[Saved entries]
* BEGIN *
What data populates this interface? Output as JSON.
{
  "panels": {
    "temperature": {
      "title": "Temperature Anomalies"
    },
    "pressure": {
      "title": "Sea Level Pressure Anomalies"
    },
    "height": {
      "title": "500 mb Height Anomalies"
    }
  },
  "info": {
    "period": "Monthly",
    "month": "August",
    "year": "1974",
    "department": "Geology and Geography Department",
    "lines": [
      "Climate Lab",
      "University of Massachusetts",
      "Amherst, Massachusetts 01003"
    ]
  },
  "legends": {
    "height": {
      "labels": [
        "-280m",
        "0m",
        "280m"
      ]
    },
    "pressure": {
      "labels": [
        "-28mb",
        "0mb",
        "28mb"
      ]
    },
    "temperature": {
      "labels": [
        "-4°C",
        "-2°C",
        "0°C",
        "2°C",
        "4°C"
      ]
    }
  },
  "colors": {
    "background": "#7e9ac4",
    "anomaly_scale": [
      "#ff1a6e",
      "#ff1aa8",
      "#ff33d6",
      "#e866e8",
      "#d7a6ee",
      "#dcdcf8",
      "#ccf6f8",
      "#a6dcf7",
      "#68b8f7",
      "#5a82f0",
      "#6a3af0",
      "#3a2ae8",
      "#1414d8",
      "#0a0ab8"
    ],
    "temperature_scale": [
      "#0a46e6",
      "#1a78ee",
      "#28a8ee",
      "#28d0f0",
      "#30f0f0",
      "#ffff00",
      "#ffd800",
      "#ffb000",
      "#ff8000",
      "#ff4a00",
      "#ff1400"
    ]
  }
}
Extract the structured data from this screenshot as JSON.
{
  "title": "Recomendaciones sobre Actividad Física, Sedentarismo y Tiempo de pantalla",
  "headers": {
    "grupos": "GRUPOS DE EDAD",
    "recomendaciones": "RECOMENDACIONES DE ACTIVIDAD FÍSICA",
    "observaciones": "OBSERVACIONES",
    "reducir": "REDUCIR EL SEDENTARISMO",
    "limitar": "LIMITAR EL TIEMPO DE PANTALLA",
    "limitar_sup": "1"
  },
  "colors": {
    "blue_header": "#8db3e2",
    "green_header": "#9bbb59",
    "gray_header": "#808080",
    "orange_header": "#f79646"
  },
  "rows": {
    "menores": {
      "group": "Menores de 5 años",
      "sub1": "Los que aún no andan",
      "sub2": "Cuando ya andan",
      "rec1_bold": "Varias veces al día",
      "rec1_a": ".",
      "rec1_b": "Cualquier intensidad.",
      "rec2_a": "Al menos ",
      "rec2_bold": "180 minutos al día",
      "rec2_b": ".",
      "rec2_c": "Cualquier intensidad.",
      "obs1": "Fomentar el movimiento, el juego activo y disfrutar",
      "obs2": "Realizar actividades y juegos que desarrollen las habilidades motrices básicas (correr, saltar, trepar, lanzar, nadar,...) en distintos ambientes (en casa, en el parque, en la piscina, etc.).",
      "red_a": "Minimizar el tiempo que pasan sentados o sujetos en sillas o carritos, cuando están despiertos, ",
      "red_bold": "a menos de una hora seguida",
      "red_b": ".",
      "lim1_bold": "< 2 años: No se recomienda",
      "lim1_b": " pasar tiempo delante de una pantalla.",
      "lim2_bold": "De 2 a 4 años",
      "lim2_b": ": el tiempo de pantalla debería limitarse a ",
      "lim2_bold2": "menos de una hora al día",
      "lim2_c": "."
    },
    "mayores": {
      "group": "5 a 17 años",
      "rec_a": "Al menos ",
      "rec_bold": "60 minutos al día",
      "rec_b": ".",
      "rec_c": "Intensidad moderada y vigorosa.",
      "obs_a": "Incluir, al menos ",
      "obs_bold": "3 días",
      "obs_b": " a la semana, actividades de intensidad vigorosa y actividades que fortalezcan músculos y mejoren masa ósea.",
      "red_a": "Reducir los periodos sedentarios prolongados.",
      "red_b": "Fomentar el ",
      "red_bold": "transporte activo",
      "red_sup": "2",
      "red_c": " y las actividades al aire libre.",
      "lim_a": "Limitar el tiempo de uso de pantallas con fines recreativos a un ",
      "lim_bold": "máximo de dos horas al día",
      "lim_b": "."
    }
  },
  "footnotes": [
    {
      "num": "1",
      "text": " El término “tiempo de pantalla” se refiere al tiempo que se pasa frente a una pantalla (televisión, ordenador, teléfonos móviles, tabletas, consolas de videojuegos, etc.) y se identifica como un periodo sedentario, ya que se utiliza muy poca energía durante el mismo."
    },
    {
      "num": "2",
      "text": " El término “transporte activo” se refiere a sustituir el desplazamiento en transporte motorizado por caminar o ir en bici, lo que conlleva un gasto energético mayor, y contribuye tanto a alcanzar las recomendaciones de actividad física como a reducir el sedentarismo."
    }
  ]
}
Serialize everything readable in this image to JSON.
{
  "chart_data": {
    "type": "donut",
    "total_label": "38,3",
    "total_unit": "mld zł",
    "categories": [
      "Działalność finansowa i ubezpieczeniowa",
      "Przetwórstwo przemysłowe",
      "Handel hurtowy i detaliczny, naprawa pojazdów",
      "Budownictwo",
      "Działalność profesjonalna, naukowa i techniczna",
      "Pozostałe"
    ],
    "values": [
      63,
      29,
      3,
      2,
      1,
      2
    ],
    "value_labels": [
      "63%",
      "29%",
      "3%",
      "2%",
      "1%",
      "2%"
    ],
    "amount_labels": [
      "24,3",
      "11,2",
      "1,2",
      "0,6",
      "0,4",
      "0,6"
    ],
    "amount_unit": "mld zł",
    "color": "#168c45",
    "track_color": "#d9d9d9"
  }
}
* END *
* [Exercise brief]
Quote the data in full, keeping each word unchanged.

* [Solution for this exercise]
What data populates this interface? Output as JSON.
{
  "panels": {
    "temperature": {
      "title": "Temperature Anomalies"
    },
    "pressure": {
      "title": "Sea Level Pressure Anomalies"
    },
    "height": {
      "title": "500 mb Height Anomalies"
    }
  },
  "info": {
    "period": "Monthly",
    "month": "August",
    "year": "1974",
    "department": "Geology and Geography Department",
    "lines": [
      "Climate Lab",
      "University of Massachusetts",
      "Amherst, Massachusetts 01003"
    ]
  },
  "legends": {
    "height": {
      "labels": [
        "-280m",
        "0m",
        "280m"
      ]
    },
    "pressure": {
      "labels": [
        "-28mb",
        "0mb",
        "28mb"
      ]
    },
    "temperature": {
      "labels": [
        "-4°C",
        "-2°C",
        "0°C",
        "2°C",
        "4°C"
      ]
    }
  },
  "colors": {
    "background": "#7e9ac4",
    "anomaly_scale": [
      "#ff1a6e",
      "#ff1aa8",
      "#ff33d6",
      "#e866e8",
      "#d7a6ee",
      "#dcdcf8",
      "#ccf6f8",
      "#a6dcf7",
      "#68b8f7",
      "#5a82f0",
      "#6a3af0",
      "#3a2ae8",
      "#1414d8",
      "#0a0ab8"
    ],
    "temperature_scale": [
      "#0a46e6",
      "#1a78ee",
      "#28a8ee",
      "#28d0f0",
      "#30f0f0",
      "#ffff00",
      "#ffd800",
      "#ffb000",
      "#ff8000",
      "#ff4a00",
      "#ff1400"
    ]
  }
}
Extract the structured data from this screenshot as JSON.
{
  "title": "Recomendaciones sobre Actividad Física, Sedentarismo y Tiempo de pantalla",
  "headers": {
    "grupos": "GRUPOS DE EDAD",
    "recomendaciones": "RECOMENDACIONES DE ACTIVIDAD FÍSICA",
    "observaciones": "OBSERVACIONES",
    "reducir": "REDUCIR EL SEDENTARISMO",
    "limitar": "LIMITAR EL TIEMPO DE PANTALLA",
    "limitar_sup": "1"
  },
  "colors": {
    "blue_header": "#8db3e2",
    "green_header": "#9bbb59",
    "gray_header": "#808080",
    "orange_header": "#f79646"
  },
  "rows": {
    "menores": {
      "group": "Menores de 5 años",
      "sub1": "Los que aún no andan",
      "sub2": "Cuando ya andan",
      "rec1_bold": "Varias veces al día",
      "rec1_a": ".",
      "rec1_b": "Cualquier intensidad.",
      "rec2_a": "Al menos ",
      "rec2_bold": "180 minutos al día",
      "rec2_b": ".",
      "rec2_c": "Cualquier intensidad.",
      "obs1": "Fomentar el movimiento, el juego activo y disfrutar",
      "obs2": "Realizar actividades y juegos que desarrollen las habilidades motrices básicas (correr, saltar, trepar, lanzar, nadar,...) en distintos ambientes (en casa, en el parque, en la piscina, etc.).",
      "red_a": "Minimizar el tiempo que pasan sentados o sujetos en sillas o carritos, cuando están despiertos, ",
      "red_bold": "a menos de una hora seguida",
      "red_b": ".",
      "lim1_bold": "< 2 años: No se recomienda",
      "lim1_b": " pasar tiempo delante de una pantalla.",
      "lim2_bold": "De 2 a 4 años",
      "lim2_b": ": el tiempo de pantalla debería limitarse a ",
      "lim2_bold2": "menos de una hora al día",
      "lim2_c": "."
    },
    "mayores": {
      "group": "5 a 17 años",
      "rec_a": "Al menos ",
      "rec_bold": "60 minutos al día",
      "rec_b": ".",
      "rec_c": "Intensidad moderada y vigorosa.",
      "obs_a": "Incluir, al menos ",
      "obs_bold": "3 días",
      "obs_b": " a la semana, actividades de intensidad vigorosa y actividades que fortalezcan músculos y mejoren masa ósea.",
      "red_a": "Reducir los periodos sedentarios prolongados.",
      "red_b": "Fomentar el ",
      "red_bold": "transporte activo",
      "red_sup": "2",
      "red_c": " y las actividades al aire libre.",
      "lim_a": "Limitar el tiempo de uso de pantallas con fines recreativos a un ",
      "lim_bold": "máximo de dos horas al día",
      "lim_b": "."
    }
  },
  "footnotes": [
    {
      "num": "1",
      "text": " El término “tiempo de pantalla” se refiere al tiempo que se pasa frente a una pantalla (televisión, ordenador, teléfonos móviles, tabletas, consolas de videojuegos, etc.) y se identifica como un periodo sedentario, ya que se utiliza muy poca energía durante el mismo."
    },
    {
      "num": "2",
      "text": " El término “transporte activo” se refiere a sustituir el desplazamiento en transporte motorizado por caminar o ir en bici, lo que conlleva un gasto energético mayor, y contribuye tanto a alcanzar las recomendaciones de actividad física como a reducir el sedentarismo."
    }
  ]
}
Serialize everything readable in this image to JSON.
{
  "chart_data": {
    "type": "donut",
    "total_label": "38,3",
    "total_unit": "mld zł",
    "categories": [
      "Działalność finansowa i ubezpieczeniowa",
      "Przetwórstwo przemysłowe",
      "Handel hurtowy i detaliczny, naprawa pojazdów",
      "Budownictwo",
      "Działalność profesjonalna, naukowa i techniczna",
      "Pozostałe"
    ],
    "values": [
      63,
      29,
      3,
      2,
      1,
      2
    ],
    "value_labels": [
      "63%",
      "29%",
      "3%",
      "2%",
      "1%",
      "2%"
    ],
    "amount_labels": [
      "24,3",
      "11,2",
      "1,2",
      "0,6",
      "0,4",
      "0,6"
    ],
    "amount_unit": "mld zł",
    "color": "#168c45",
    "track_color": "#d9d9d9"
  }
}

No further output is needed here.